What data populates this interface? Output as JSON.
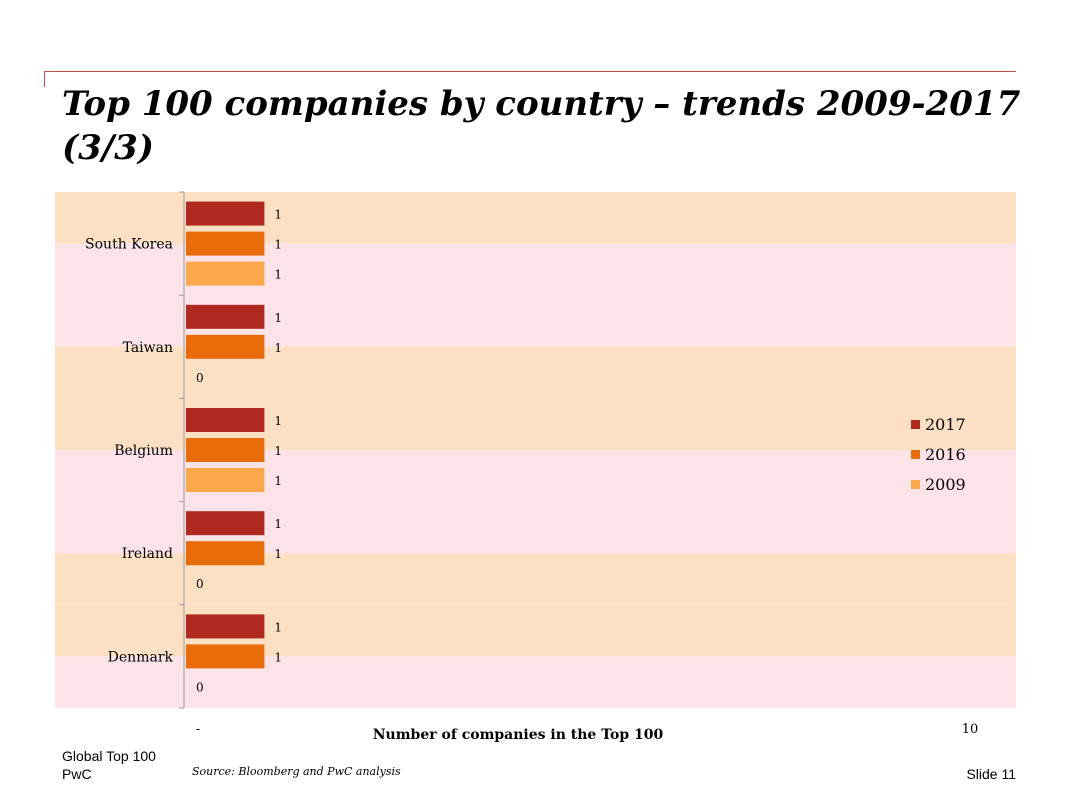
{
  "slide": {
    "title": "Top 100 companies by country – trends 2009-2017 (3/3)",
    "footer_left_line1": "Global Top 100",
    "footer_left_line2": "PwC",
    "source": "Source: Bloomberg and PwC analysis",
    "slide_number": "Slide 11"
  },
  "chart_data": {
    "type": "bar",
    "orientation": "horizontal",
    "categories": [
      "South Korea",
      "Taiwan",
      "Belgium",
      "Ireland",
      "Denmark"
    ],
    "series": [
      {
        "name": "2017",
        "color": "#b0291f",
        "values": [
          1,
          1,
          1,
          1,
          1
        ]
      },
      {
        "name": "2016",
        "color": "#e86c0a",
        "values": [
          1,
          1,
          1,
          1,
          1
        ]
      },
      {
        "name": "2009",
        "color": "#fba84c",
        "values": [
          1,
          0,
          1,
          0,
          0
        ]
      }
    ],
    "xlabel": "Number of companies in the Top 100",
    "xlim": [
      0,
      10
    ],
    "x_tick_labels": [
      "-",
      "10"
    ],
    "legend": "right",
    "band_colors": [
      "#fde0c3",
      "#fbe3e8"
    ]
  }
}
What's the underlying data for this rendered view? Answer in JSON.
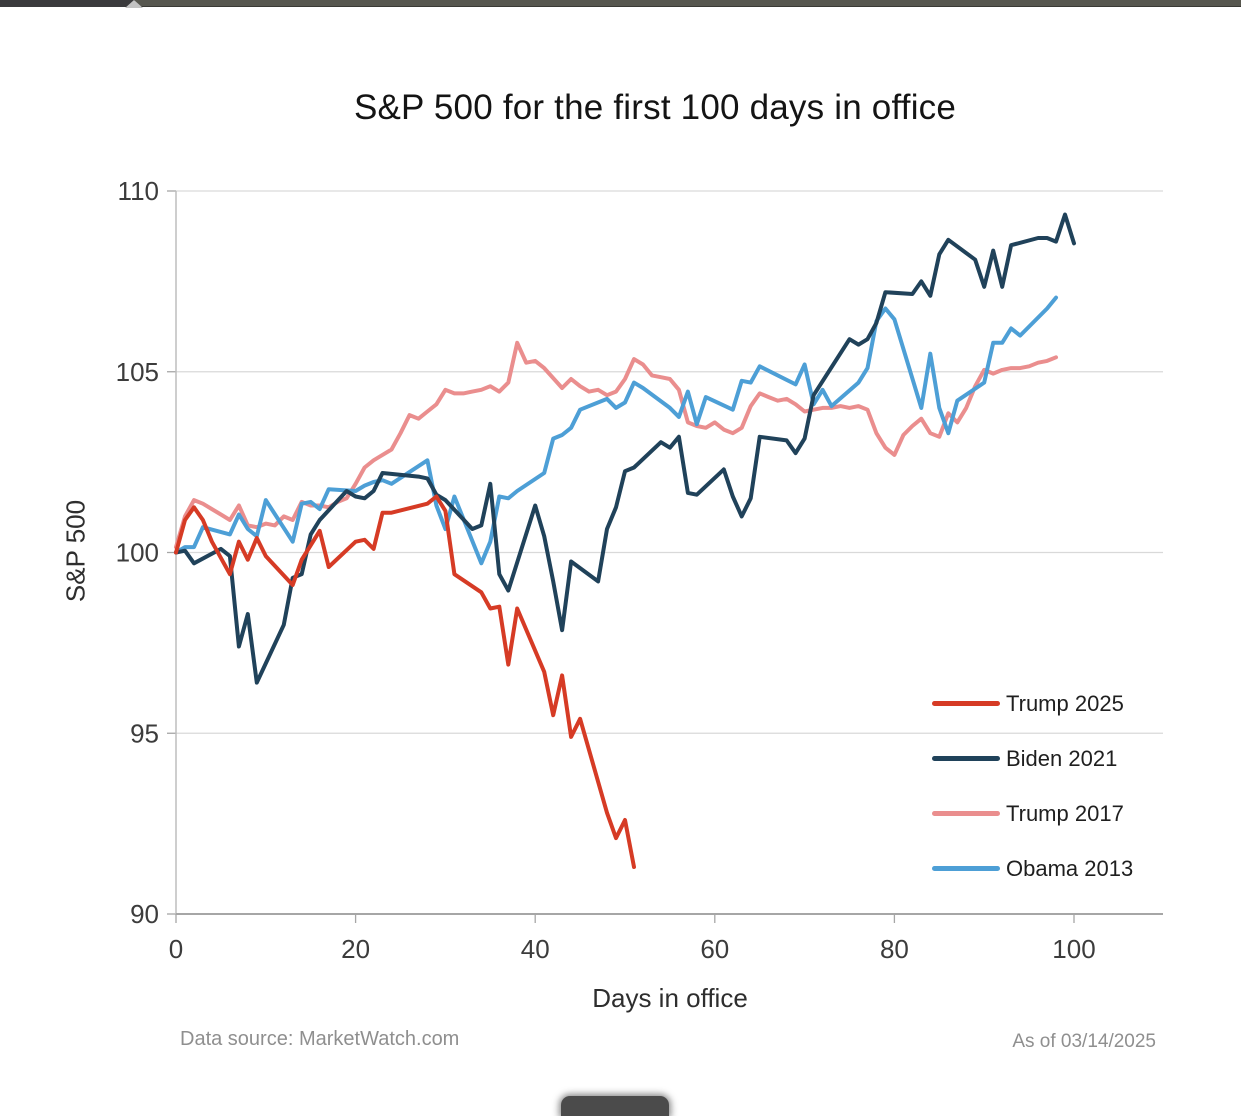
{
  "window": {
    "top_bar": {
      "description": "cropped window chrome strip",
      "caret_icon": "up-caret"
    },
    "dock_fragment": {
      "description": "cropped dark taskbar/dock item at bottom center"
    }
  },
  "chart": {
    "footer": {
      "source": "Data source: MarketWatch.com",
      "as_of": "As of 03/14/2025"
    }
  },
  "chart_data": {
    "type": "line",
    "title": "S&P 500 for the first 100 days in office",
    "xlabel": "Days in office",
    "ylabel": "S&P 500",
    "xlim": [
      0,
      110
    ],
    "ylim": [
      90,
      110
    ],
    "x_ticks": [
      0,
      20,
      40,
      60,
      80,
      100
    ],
    "y_ticks": [
      110,
      105,
      100,
      95,
      90
    ],
    "grid": "horizontal",
    "legend_position": "inside-right-bottom",
    "colors": {
      "grid": "#d9d9d9",
      "axis": "#a6a6a6",
      "tick_label": "#3c3c3c"
    },
    "draw_order": [
      2,
      3,
      1,
      0
    ],
    "series": [
      {
        "name": "Trump 2025",
        "color": "#d63b25",
        "points": [
          [
            0,
            100
          ],
          [
            1,
            100.9
          ],
          [
            2,
            101.25
          ],
          [
            3,
            100.9
          ],
          [
            4,
            100.3
          ],
          [
            6,
            99.4
          ],
          [
            7,
            100.3
          ],
          [
            8,
            99.8
          ],
          [
            9,
            100.4
          ],
          [
            10,
            99.9
          ],
          [
            13,
            99.1
          ],
          [
            14,
            99.8
          ],
          [
            15,
            100.2
          ],
          [
            16,
            100.6
          ],
          [
            17,
            99.6
          ],
          [
            20,
            100.3
          ],
          [
            21,
            100.35
          ],
          [
            22,
            100.1
          ],
          [
            23,
            101.1
          ],
          [
            24,
            101.1
          ],
          [
            28,
            101.35
          ],
          [
            29,
            101.55
          ],
          [
            30,
            101.15
          ],
          [
            31,
            99.4
          ],
          [
            34,
            98.9
          ],
          [
            35,
            98.45
          ],
          [
            36,
            98.5
          ],
          [
            37,
            96.9
          ],
          [
            38,
            98.45
          ],
          [
            41,
            96.7
          ],
          [
            42,
            95.5
          ],
          [
            43,
            96.6
          ],
          [
            44,
            94.9
          ],
          [
            45,
            95.4
          ],
          [
            48,
            92.8
          ],
          [
            49,
            92.1
          ],
          [
            50,
            92.6
          ],
          [
            51,
            91.3
          ]
        ]
      },
      {
        "name": "Biden 2021",
        "color": "#20425a",
        "points": [
          [
            0,
            100
          ],
          [
            1,
            100.05
          ],
          [
            2,
            99.7
          ],
          [
            5,
            100.1
          ],
          [
            6,
            99.9
          ],
          [
            7,
            97.4
          ],
          [
            8,
            98.3
          ],
          [
            9,
            96.4
          ],
          [
            12,
            98
          ],
          [
            13,
            99.3
          ],
          [
            14,
            99.4
          ],
          [
            15,
            100.5
          ],
          [
            16,
            100.9
          ],
          [
            19,
            101.7
          ],
          [
            20,
            101.55
          ],
          [
            21,
            101.5
          ],
          [
            22,
            101.7
          ],
          [
            23,
            102.2
          ],
          [
            27,
            102.1
          ],
          [
            28,
            102.05
          ],
          [
            29,
            101.6
          ],
          [
            30,
            101.45
          ],
          [
            33,
            100.65
          ],
          [
            34,
            100.75
          ],
          [
            35,
            101.9
          ],
          [
            36,
            99.4
          ],
          [
            37,
            98.95
          ],
          [
            40,
            101.3
          ],
          [
            41,
            100.45
          ],
          [
            42,
            99.2
          ],
          [
            43,
            97.85
          ],
          [
            44,
            99.75
          ],
          [
            47,
            99.2
          ],
          [
            48,
            100.65
          ],
          [
            49,
            101.25
          ],
          [
            50,
            102.25
          ],
          [
            51,
            102.35
          ],
          [
            54,
            103.05
          ],
          [
            55,
            102.9
          ],
          [
            56,
            103.2
          ],
          [
            57,
            101.65
          ],
          [
            58,
            101.6
          ],
          [
            61,
            102.3
          ],
          [
            62,
            101.55
          ],
          [
            63,
            101
          ],
          [
            64,
            101.5
          ],
          [
            65,
            103.2
          ],
          [
            68,
            103.1
          ],
          [
            69,
            102.75
          ],
          [
            70,
            103.15
          ],
          [
            71,
            104.35
          ],
          [
            75,
            105.9
          ],
          [
            76,
            105.75
          ],
          [
            77,
            105.9
          ],
          [
            78,
            106.35
          ],
          [
            79,
            107.2
          ],
          [
            82,
            107.15
          ],
          [
            83,
            107.5
          ],
          [
            84,
            107.1
          ],
          [
            85,
            108.25
          ],
          [
            86,
            108.65
          ],
          [
            89,
            108.1
          ],
          [
            90,
            107.35
          ],
          [
            91,
            108.35
          ],
          [
            92,
            107.35
          ],
          [
            93,
            108.5
          ],
          [
            96,
            108.7
          ],
          [
            97,
            108.7
          ],
          [
            98,
            108.6
          ],
          [
            99,
            109.35
          ],
          [
            100,
            108.55
          ]
        ]
      },
      {
        "name": "Trump 2017",
        "color": "#ea8e8e",
        "points": [
          [
            0,
            100.15
          ],
          [
            1,
            101
          ],
          [
            2,
            101.45
          ],
          [
            3,
            101.35
          ],
          [
            4,
            101.2
          ],
          [
            5,
            101.05
          ],
          [
            6,
            100.9
          ],
          [
            7,
            101.3
          ],
          [
            8,
            100.75
          ],
          [
            9,
            100.7
          ],
          [
            10,
            100.8
          ],
          [
            11,
            100.75
          ],
          [
            12,
            101
          ],
          [
            13,
            100.9
          ],
          [
            14,
            101.4
          ],
          [
            15,
            101.3
          ],
          [
            16,
            101.3
          ],
          [
            17,
            101.25
          ],
          [
            18,
            101.4
          ],
          [
            19,
            101.5
          ],
          [
            20,
            101.9
          ],
          [
            21,
            102.35
          ],
          [
            22,
            102.55
          ],
          [
            23,
            102.7
          ],
          [
            24,
            102.85
          ],
          [
            25,
            103.3
          ],
          [
            26,
            103.8
          ],
          [
            27,
            103.7
          ],
          [
            28,
            103.9
          ],
          [
            29,
            104.1
          ],
          [
            30,
            104.5
          ],
          [
            31,
            104.4
          ],
          [
            32,
            104.4
          ],
          [
            33,
            104.45
          ],
          [
            34,
            104.5
          ],
          [
            35,
            104.6
          ],
          [
            36,
            104.45
          ],
          [
            37,
            104.7
          ],
          [
            38,
            105.8
          ],
          [
            39,
            105.25
          ],
          [
            40,
            105.3
          ],
          [
            41,
            105.1
          ],
          [
            43,
            104.55
          ],
          [
            44,
            104.8
          ],
          [
            45,
            104.6
          ],
          [
            46,
            104.45
          ],
          [
            47,
            104.5
          ],
          [
            48,
            104.35
          ],
          [
            49,
            104.45
          ],
          [
            50,
            104.8
          ],
          [
            51,
            105.35
          ],
          [
            52,
            105.2
          ],
          [
            53,
            104.9
          ],
          [
            54,
            104.85
          ],
          [
            55,
            104.8
          ],
          [
            56,
            104.5
          ],
          [
            57,
            103.6
          ],
          [
            58,
            103.5
          ],
          [
            59,
            103.45
          ],
          [
            60,
            103.6
          ],
          [
            61,
            103.4
          ],
          [
            62,
            103.3
          ],
          [
            63,
            103.45
          ],
          [
            64,
            104.05
          ],
          [
            65,
            104.4
          ],
          [
            66,
            104.3
          ],
          [
            67,
            104.2
          ],
          [
            68,
            104.25
          ],
          [
            69,
            104.1
          ],
          [
            70,
            103.9
          ],
          [
            71,
            103.95
          ],
          [
            72,
            104
          ],
          [
            73,
            104
          ],
          [
            74,
            104.05
          ],
          [
            75,
            104
          ],
          [
            76,
            104.05
          ],
          [
            77,
            103.95
          ],
          [
            78,
            103.3
          ],
          [
            79,
            102.9
          ],
          [
            80,
            102.7
          ],
          [
            81,
            103.25
          ],
          [
            82,
            103.5
          ],
          [
            83,
            103.7
          ],
          [
            84,
            103.3
          ],
          [
            85,
            103.2
          ],
          [
            86,
            103.85
          ],
          [
            87,
            103.6
          ],
          [
            88,
            104
          ],
          [
            89,
            104.6
          ],
          [
            90,
            105.05
          ],
          [
            91,
            104.95
          ],
          [
            92,
            105.05
          ],
          [
            93,
            105.1
          ],
          [
            94,
            105.1
          ],
          [
            95,
            105.15
          ],
          [
            96,
            105.25
          ],
          [
            97,
            105.3
          ],
          [
            98,
            105.4
          ]
        ]
      },
      {
        "name": "Obama 2013",
        "color": "#4d9fd6",
        "points": [
          [
            0,
            100
          ],
          [
            1,
            100.15
          ],
          [
            2,
            100.15
          ],
          [
            3,
            100.7
          ],
          [
            6,
            100.5
          ],
          [
            7,
            101.05
          ],
          [
            8,
            100.65
          ],
          [
            9,
            100.45
          ],
          [
            10,
            101.45
          ],
          [
            13,
            100.3
          ],
          [
            14,
            101.35
          ],
          [
            15,
            101.4
          ],
          [
            16,
            101.2
          ],
          [
            17,
            101.75
          ],
          [
            20,
            101.7
          ],
          [
            21,
            101.85
          ],
          [
            22,
            101.95
          ],
          [
            23,
            102
          ],
          [
            24,
            101.9
          ],
          [
            28,
            102.55
          ],
          [
            29,
            101.3
          ],
          [
            30,
            100.65
          ],
          [
            31,
            101.55
          ],
          [
            34,
            99.7
          ],
          [
            35,
            100.3
          ],
          [
            36,
            101.55
          ],
          [
            37,
            101.5
          ],
          [
            38,
            101.7
          ],
          [
            41,
            102.2
          ],
          [
            42,
            103.15
          ],
          [
            43,
            103.25
          ],
          [
            44,
            103.45
          ],
          [
            45,
            103.95
          ],
          [
            48,
            104.25
          ],
          [
            49,
            104
          ],
          [
            50,
            104.15
          ],
          [
            51,
            104.7
          ],
          [
            52,
            104.55
          ],
          [
            55,
            104
          ],
          [
            56,
            103.75
          ],
          [
            57,
            104.45
          ],
          [
            58,
            103.55
          ],
          [
            59,
            104.3
          ],
          [
            62,
            103.95
          ],
          [
            63,
            104.75
          ],
          [
            64,
            104.7
          ],
          [
            65,
            105.15
          ],
          [
            69,
            104.65
          ],
          [
            70,
            105.2
          ],
          [
            71,
            104.1
          ],
          [
            72,
            104.5
          ],
          [
            73,
            104.05
          ],
          [
            76,
            104.7
          ],
          [
            77,
            105.1
          ],
          [
            78,
            106.4
          ],
          [
            79,
            106.75
          ],
          [
            80,
            106.45
          ],
          [
            83,
            104
          ],
          [
            84,
            105.5
          ],
          [
            85,
            104
          ],
          [
            86,
            103.3
          ],
          [
            87,
            104.2
          ],
          [
            90,
            104.7
          ],
          [
            91,
            105.8
          ],
          [
            92,
            105.8
          ],
          [
            93,
            106.2
          ],
          [
            94,
            106
          ],
          [
            97,
            106.75
          ],
          [
            98,
            107.05
          ]
        ]
      }
    ]
  }
}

-- -- --

_What is needed:_ A single figure is required: the number of lines above in which the word "office" occurs.

_Exercise result:_ 2